▸ **Given problem**
Can you transcribe every record below exactly as it appears?

▸ **Records for processing**
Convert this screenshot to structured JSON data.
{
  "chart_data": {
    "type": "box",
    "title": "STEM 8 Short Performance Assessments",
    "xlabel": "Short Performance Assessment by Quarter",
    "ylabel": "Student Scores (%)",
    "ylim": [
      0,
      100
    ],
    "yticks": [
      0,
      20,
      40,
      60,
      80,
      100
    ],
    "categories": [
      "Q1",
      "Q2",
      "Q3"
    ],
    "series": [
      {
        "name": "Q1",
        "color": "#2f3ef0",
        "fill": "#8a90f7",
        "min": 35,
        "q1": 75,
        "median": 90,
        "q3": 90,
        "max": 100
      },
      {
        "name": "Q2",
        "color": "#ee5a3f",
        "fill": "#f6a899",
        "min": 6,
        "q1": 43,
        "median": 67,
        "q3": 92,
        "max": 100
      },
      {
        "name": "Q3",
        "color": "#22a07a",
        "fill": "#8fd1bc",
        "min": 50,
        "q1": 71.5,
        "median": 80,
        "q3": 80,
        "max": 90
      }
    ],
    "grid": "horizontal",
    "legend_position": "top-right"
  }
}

▸ **Written solution**
Convert this screenshot to structured JSON data.
{
  "chart_data": {
    "type": "box",
    "title": "STEM 8 Short Performance Assessments",
    "xlabel": "Short Performance Assessment by Quarter",
    "ylabel": "Student Scores (%)",
    "ylim": [
      0,
      100
    ],
    "yticks": [
      0,
      20,
      40,
      60,
      80,
      100
    ],
    "categories": [
      "Q1",
      "Q2",
      "Q3"
    ],
    "series": [
      {
        "name": "Q1",
        "color": "#2f3ef0",
        "fill": "#8a90f7",
        "min": 35,
        "q1": 75,
        "median": 90,
        "q3": 90,
        "max": 100
      },
      {
        "name": "Q2",
        "color": "#ee5a3f",
        "fill": "#f6a899",
        "min": 6,
        "q1": 43,
        "median": 67,
        "q3": 92,
        "max": 100
      },
      {
        "name": "Q3",
        "color": "#22a07a",
        "fill": "#8fd1bc",
        "min": 50,
        "q1": 71.5,
        "median": 80,
        "q3": 80,
        "max": 90
      }
    ],
    "grid": "horizontal",
    "legend_position": "top-right"
  }
}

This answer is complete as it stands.